[Records from a dataset]
┄┄┄┄┄┄┄┄┄┄

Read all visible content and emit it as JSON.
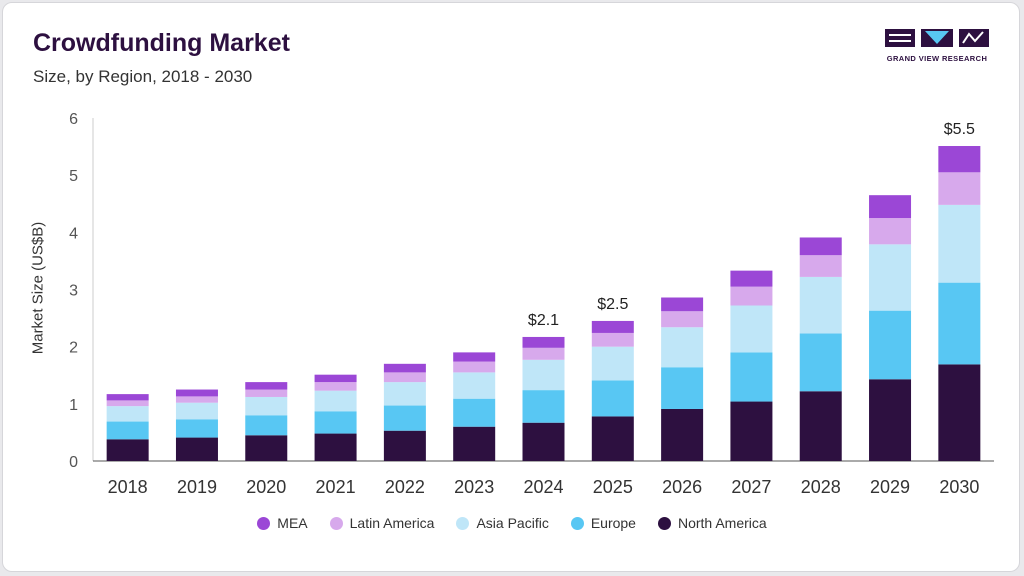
{
  "header": {
    "title": "Crowdfunding Market",
    "subtitle": "Size, by Region, 2018 - 2030"
  },
  "logo": {
    "text": "GRAND VIEW RESEARCH"
  },
  "colors": {
    "MEA": "#9b47d6",
    "Latin America": "#d7a9ec",
    "Asia Pacific": "#bfe6f8",
    "Europe": "#58c7f3",
    "North America": "#2d1040"
  },
  "chart_data": {
    "type": "bar",
    "stacked": true,
    "title": "Crowdfunding Market",
    "subtitle": "Size, by Region, 2018 - 2030",
    "xlabel": "",
    "ylabel": "Market Size (US$B)",
    "ylim": [
      0,
      6
    ],
    "yticks": [
      0,
      1,
      2,
      3,
      4,
      5,
      6
    ],
    "grid": false,
    "legend_position": "bottom",
    "categories": [
      "2018",
      "2019",
      "2020",
      "2021",
      "2022",
      "2023",
      "2024",
      "2025",
      "2026",
      "2027",
      "2028",
      "2029",
      "2030"
    ],
    "series": [
      {
        "name": "North America",
        "values": [
          0.38,
          0.41,
          0.45,
          0.48,
          0.53,
          0.6,
          0.67,
          0.78,
          0.91,
          1.04,
          1.22,
          1.43,
          1.69
        ]
      },
      {
        "name": "Europe",
        "values": [
          0.31,
          0.32,
          0.35,
          0.39,
          0.44,
          0.49,
          0.57,
          0.63,
          0.73,
          0.86,
          1.01,
          1.2,
          1.43
        ]
      },
      {
        "name": "Asia Pacific",
        "values": [
          0.27,
          0.29,
          0.32,
          0.36,
          0.41,
          0.46,
          0.53,
          0.59,
          0.7,
          0.82,
          0.99,
          1.16,
          1.36
        ]
      },
      {
        "name": "Latin America",
        "values": [
          0.1,
          0.11,
          0.13,
          0.15,
          0.17,
          0.19,
          0.21,
          0.24,
          0.28,
          0.33,
          0.38,
          0.46,
          0.57
        ]
      },
      {
        "name": "MEA",
        "values": [
          0.11,
          0.12,
          0.13,
          0.13,
          0.15,
          0.16,
          0.19,
          0.21,
          0.24,
          0.28,
          0.31,
          0.4,
          0.46
        ]
      }
    ],
    "annotations": [
      {
        "category": "2024",
        "text": "$2.1"
      },
      {
        "category": "2025",
        "text": "$2.5"
      },
      {
        "category": "2030",
        "text": "$5.5"
      }
    ]
  }
}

┄┄┄┄┄┄┄┄┄┄

SHORT EXERCISE. Look through the data and show every line containing "Pacific".

OUTPUT FOR THIS EXERCISE.
    "Asia Pacific": "#bfe6f8",
        "name": "Asia Pacific",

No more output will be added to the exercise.